* **CHALLENGE**
Gather up the lines that contain "Heusler".

Stored records

>> Start

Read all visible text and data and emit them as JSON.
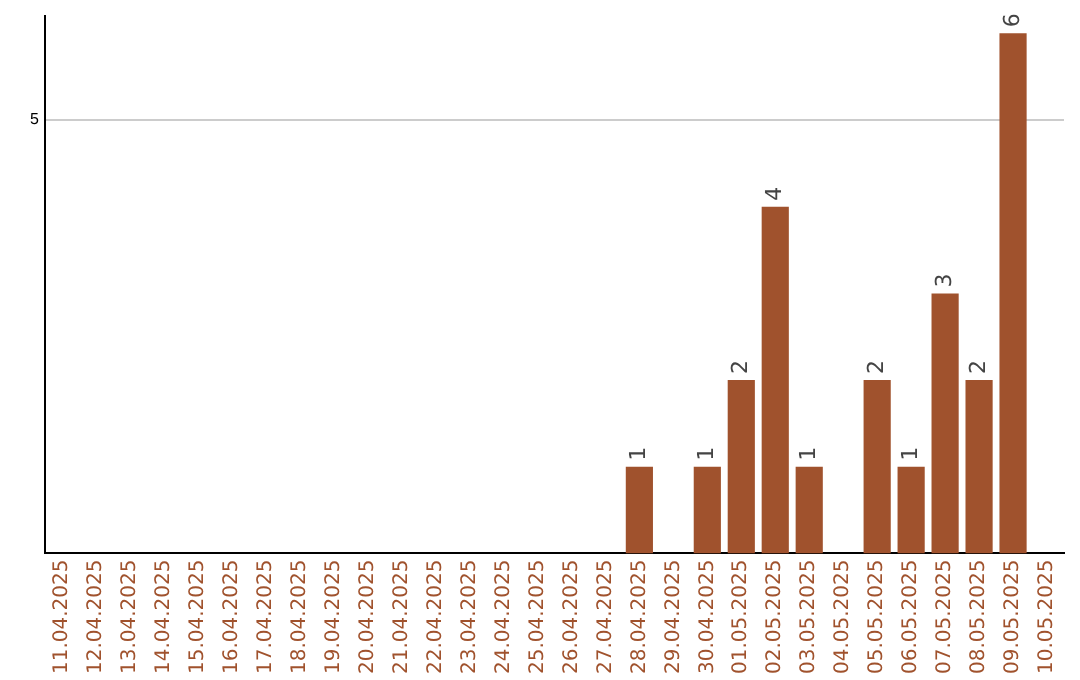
{
  "chart_data": {
    "type": "bar",
    "categories": [
      "11.04.2025",
      "12.04.2025",
      "13.04.2025",
      "14.04.2025",
      "15.04.2025",
      "16.04.2025",
      "17.04.2025",
      "18.04.2025",
      "19.04.2025",
      "20.04.2025",
      "21.04.2025",
      "22.04.2025",
      "23.04.2025",
      "24.04.2025",
      "25.04.2025",
      "26.04.2025",
      "27.04.2025",
      "28.04.2025",
      "29.04.2025",
      "30.04.2025",
      "01.05.2025",
      "02.05.2025",
      "03.05.2025",
      "04.05.2025",
      "05.05.2025",
      "06.05.2025",
      "07.05.2025",
      "08.05.2025",
      "09.05.2025",
      "10.05.2025"
    ],
    "values": [
      null,
      null,
      null,
      null,
      null,
      null,
      null,
      null,
      null,
      null,
      null,
      null,
      null,
      null,
      null,
      null,
      null,
      1,
      null,
      1,
      2,
      4,
      1,
      null,
      2,
      1,
      3,
      2,
      6,
      null
    ],
    "data_labels": true,
    "color": "#a0522d",
    "ylim": [
      0,
      6.2
    ],
    "yticks": [
      5
    ],
    "grid": "y"
  }
}
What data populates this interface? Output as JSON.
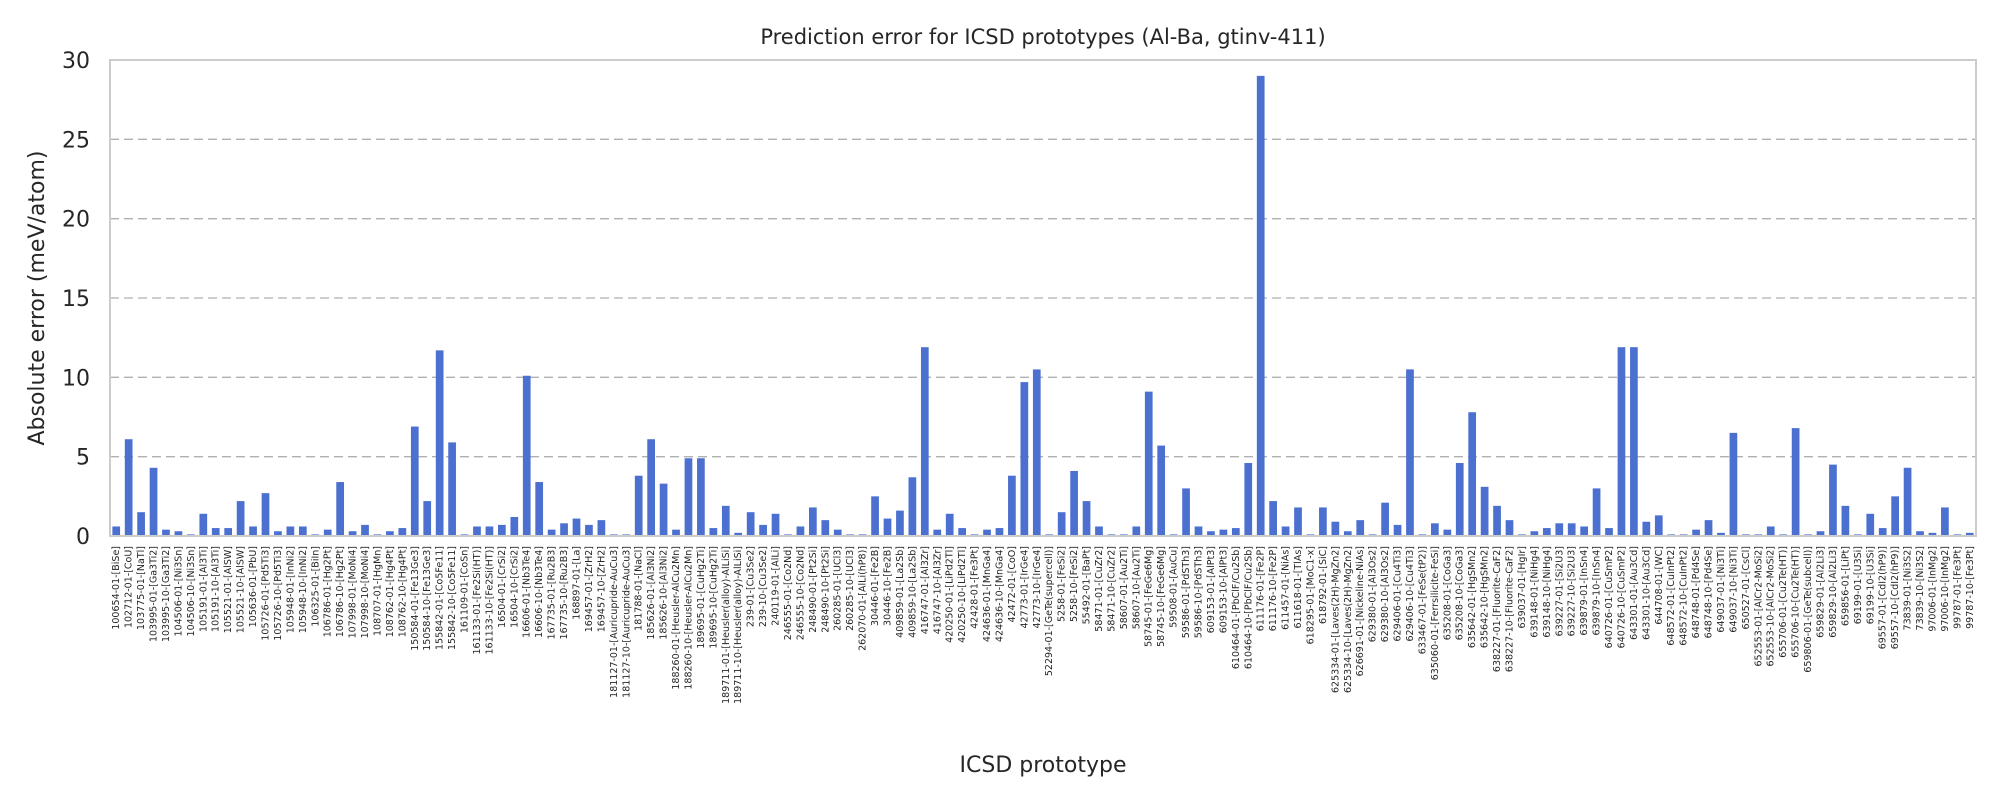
{
  "chart_data": {
    "type": "bar",
    "title": "Prediction error for ICSD prototypes (Al-Ba, gtinv-411)",
    "xlabel": "ICSD prototype",
    "ylabel": "Absolute error (meV/atom)",
    "ylim": [
      0,
      30
    ],
    "yticks": [
      0,
      5,
      10,
      15,
      20,
      25,
      30
    ],
    "grid": "y-dashed",
    "colors": {
      "bar": "#4c70d0",
      "grid": "#b0b0b0",
      "frame": "#cccccc",
      "text": "#262626"
    },
    "categories": [
      "100654-01-[BiSe]",
      "102712-01-[CoU]",
      "103775-01-[NaTl]",
      "103995-01-[Ga3Ti2]",
      "103995-10-[Ga3Ti2]",
      "104506-01-[Ni3Sn]",
      "104506-10-[Ni3Sn]",
      "105191-01-[Al3Ti]",
      "105191-10-[Al3Ti]",
      "105521-01-[AlSW]",
      "105521-10-[AlSW]",
      "105636-01-[PbU]",
      "105726-01-[Pd5Ti3]",
      "105726-10-[Pd5Ti3]",
      "105948-01-[InNi2]",
      "105948-10-[InNi2]",
      "106325-01-[BiIn]",
      "106786-01-[Hg2Pt]",
      "106786-10-[Hg2Pt]",
      "107998-01-[MoNi4]",
      "107998-10-[MoNi4]",
      "108707-01-[HgMn]",
      "108762-01-[Hg4Pt]",
      "108762-10-[Hg4Pt]",
      "150584-01-[Fe13Ge3]",
      "150584-10-[Fe13Ge3]",
      "155842-01-[Co5Fe11]",
      "155842-10-[Co5Fe11]",
      "161109-01-[CoSn]",
      "161133-01-[Fe2Si(HT)]",
      "161133-10-[Fe2Si(HT)]",
      "16504-01-[CrSi2]",
      "16504-10-[CrSi2]",
      "16606-01-[Nb3Te4]",
      "16606-10-[Nb3Te4]",
      "167735-01-[Ru2B3]",
      "167735-10-[Ru2B3]",
      "168897-01-[La]",
      "169457-01-[ZrH2]",
      "169457-10-[ZrH2]",
      "181127-01-[Auricupride-AuCu3]",
      "181127-10-[Auricupride-AuCu3]",
      "181788-01-[NaCl]",
      "185626-01-[Al3Ni2]",
      "185626-10-[Al3Ni2]",
      "188260-01-[Heusler-AlCu2Mn]",
      "188260-10-[Heusler-AlCu2Mn]",
      "189695-01-[CuHg2Ti]",
      "189695-10-[CuHg2Ti]",
      "189711-01-[Heusler(alloy)-AlLiSi]",
      "189711-10-[Heusler(alloy)-AlLiSi]",
      "239-01-[Cu3Se2]",
      "239-10-[Cu3Se2]",
      "240119-01-[AlLi]",
      "246555-01-[Co2Nd]",
      "246555-10-[Co2Nd]",
      "248490-01-[Pt2Si]",
      "248490-10-[Pt2Si]",
      "260285-01-[UCl3]",
      "260285-10-[UCl3]",
      "262070-01-[AlLi(hP8)]",
      "30446-01-[Fe2B]",
      "30446-10-[Fe2B]",
      "409859-01-[La2Sb]",
      "409859-10-[La2Sb]",
      "416747-01-[Al3Zr]",
      "416747-10-[Al3Zr]",
      "420250-01-[LiPd2Tl]",
      "420250-10-[LiPd2Tl]",
      "42428-01-[Fe3Pt]",
      "424636-01-[MnGa4]",
      "424636-10-[MnGa4]",
      "42472-01-[CoO]",
      "42773-01-[IrGe4]",
      "42773-10-[IrGe4]",
      "52294-01-[GeTe(supercell)]",
      "5258-01-[FeSi2]",
      "5258-10-[FeSi2]",
      "55492-01-[BaPt]",
      "58471-01-[CuZr2]",
      "58471-10-[CuZr2]",
      "58607-01-[Au2Ti]",
      "58607-10-[Au2Ti]",
      "58745-01-[FeGe6Mg]",
      "58745-10-[FeGe6Mg]",
      "59508-01-[AuCu]",
      "59586-01-[PdSTh3]",
      "59586-10-[PdSTh3]",
      "609153-01-[AlPt3]",
      "609153-10-[AlPt3]",
      "610464-01-[PbClF/Cu2Sb]",
      "610464-10-[PbClF/Cu2Sb]",
      "611176-01-[Fe2P]",
      "611176-10-[Fe2P]",
      "611457-01-[NiAs]",
      "611618-01-[TlAs]",
      "618295-01-[MoC1-x]",
      "618792-01-[SiC]",
      "625334-01-[Laves(2H)-MgZn2]",
      "625334-10-[Laves(2H)-MgZn2]",
      "626691-01-[Nickeline-NiAs]",
      "629380-01-[Al3Os2]",
      "629380-10-[Al3Os2]",
      "629406-01-[Cu4Ti3]",
      "629406-10-[Cu4Ti3]",
      "633467-01-[FeSe(tP2)]",
      "635060-01-[Ferrsilicite-FeSi]",
      "635208-01-[CoGa3]",
      "635208-10-[CoGa3]",
      "635642-01-[HgSMn2]",
      "635642-10-[HgSMn2]",
      "638227-01-[Fluorite-CaF2]",
      "638227-10-[Fluorite-CaF2]",
      "639037-01-[HgIr]",
      "639148-01-[NiHg4]",
      "639148-10-[NiHg4]",
      "639227-01-[Si2U3]",
      "639227-10-[Si2U3]",
      "639879-01-[InSn4]",
      "639879-10-[InSn4]",
      "640726-01-[CuSmP2]",
      "640726-10-[CuSmP2]",
      "643301-01-[Au3Cd]",
      "643301-10-[Au3Cd]",
      "644708-01-[WC]",
      "648572-01-[CuInPt2]",
      "648572-10-[CuInPt2]",
      "648748-01-[Pd4Se]",
      "648748-10-[Pd4Se]",
      "649037-01-[Ni3Ti]",
      "649037-10-[Ni3Ti]",
      "650527-01-[CsCl]",
      "652553-01-[AlCr2-MoSi2]",
      "652553-10-[AlCr2-MoSi2]",
      "655706-01-[Cu2Te(HT)]",
      "655706-10-[Cu2Te(HT)]",
      "659806-01-[GeTe(subcell)]",
      "659829-01-[Al2Li3]",
      "659829-10-[Al2Li3]",
      "659856-01-[LiPt]",
      "69199-01-[U3Si]",
      "69199-10-[U3Si]",
      "69557-01-[CdI2(hP9)]",
      "69557-10-[CdI2(hP9)]",
      "73839-01-[Ni3S2]",
      "73839-10-[Ni3S2]",
      "97006-01-[InMg2]",
      "97006-10-[InMg2]",
      "99787-01-[Fe3Pt]",
      "99787-10-[Fe3Pt]"
    ],
    "values": [
      0.6,
      6.1,
      1.5,
      4.3,
      0.4,
      0.3,
      0.1,
      1.4,
      0.5,
      0.5,
      2.2,
      0.6,
      2.7,
      0.3,
      0.6,
      0.6,
      0.1,
      0.4,
      3.4,
      0.3,
      0.7,
      0.1,
      0.3,
      0.5,
      6.9,
      2.2,
      11.7,
      5.9,
      0.1,
      0.6,
      0.6,
      0.7,
      1.2,
      10.1,
      3.4,
      0.4,
      0.8,
      1.1,
      0.7,
      1.0,
      0.1,
      0.1,
      3.8,
      6.1,
      3.3,
      0.4,
      4.9,
      4.9,
      0.5,
      1.9,
      0.2,
      1.5,
      0.7,
      1.4,
      0.1,
      0.6,
      1.8,
      1.0,
      0.4,
      0.1,
      0.1,
      2.5,
      1.1,
      1.6,
      3.7,
      11.9,
      0.4,
      1.4,
      0.5,
      0.1,
      0.4,
      0.5,
      3.8,
      9.7,
      10.5,
      0.1,
      1.5,
      4.1,
      2.2,
      0.6,
      0.1,
      0.1,
      0.6,
      9.1,
      5.7,
      0.1,
      3.0,
      0.6,
      0.3,
      0.4,
      0.5,
      4.6,
      29.0,
      2.2,
      0.6,
      1.8,
      0.1,
      1.8,
      0.9,
      0.3,
      1.0,
      0.1,
      2.1,
      0.7,
      10.5,
      0.1,
      0.8,
      0.4,
      4.6,
      7.8,
      3.1,
      1.9,
      1.0,
      0.1,
      0.3,
      0.5,
      0.8,
      0.8,
      0.6,
      3.0,
      0.5,
      11.9,
      11.9,
      0.9,
      1.3,
      0.1,
      0.1,
      0.4,
      1.0,
      0.2,
      6.5,
      0.1,
      0.1,
      0.6,
      0.1,
      6.8,
      0.1,
      0.3,
      4.5,
      1.9,
      0.1,
      1.4,
      0.5,
      2.5,
      4.3,
      0.3,
      0.2,
      1.8,
      0.1,
      0.2
    ]
  }
}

>> End

* **WRITTEN REPLY**
      "188260-01-[Heusler-AlCu2Mn]",
      "188260-10-[Heusler-AlCu2Mn]",
      "189711-01-[Heusler(alloy)-AlLiSi]",
      "189711-10-[Heusler(alloy)-AlLiSi]",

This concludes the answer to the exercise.